**WHAT YOU SHOULD DO**. The entire listing is to be repeated verbatim.

*** DATA SUPPLIED ***

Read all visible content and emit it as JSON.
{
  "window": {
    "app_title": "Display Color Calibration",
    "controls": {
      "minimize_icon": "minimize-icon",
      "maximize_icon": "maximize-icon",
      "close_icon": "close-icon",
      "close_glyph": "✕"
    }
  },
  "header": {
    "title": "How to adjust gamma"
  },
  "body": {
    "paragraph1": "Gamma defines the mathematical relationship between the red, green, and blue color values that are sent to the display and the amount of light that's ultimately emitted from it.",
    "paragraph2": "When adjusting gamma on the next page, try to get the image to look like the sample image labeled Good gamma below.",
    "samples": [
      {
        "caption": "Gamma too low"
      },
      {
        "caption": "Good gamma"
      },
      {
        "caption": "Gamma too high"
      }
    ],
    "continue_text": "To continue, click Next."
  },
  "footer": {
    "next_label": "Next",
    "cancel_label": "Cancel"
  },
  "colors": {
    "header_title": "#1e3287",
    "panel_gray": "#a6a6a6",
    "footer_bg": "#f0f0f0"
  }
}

***

**ANSWER TO THIS TASK**.
Read all visible content and emit it as JSON.
{
  "window": {
    "app_title": "Display Color Calibration",
    "controls": {
      "minimize_icon": "minimize-icon",
      "maximize_icon": "maximize-icon",
      "close_icon": "close-icon",
      "close_glyph": "✕"
    }
  },
  "header": {
    "title": "How to adjust gamma"
  },
  "body": {
    "paragraph1": "Gamma defines the mathematical relationship between the red, green, and blue color values that are sent to the display and the amount of light that's ultimately emitted from it.",
    "paragraph2": "When adjusting gamma on the next page, try to get the image to look like the sample image labeled Good gamma below.",
    "samples": [
      {
        "caption": "Gamma too low"
      },
      {
        "caption": "Good gamma"
      },
      {
        "caption": "Gamma too high"
      }
    ],
    "continue_text": "To continue, click Next."
  },
  "footer": {
    "next_label": "Next",
    "cancel_label": "Cancel"
  },
  "colors": {
    "header_title": "#1e3287",
    "panel_gray": "#a6a6a6",
    "footer_bg": "#f0f0f0"
  }
}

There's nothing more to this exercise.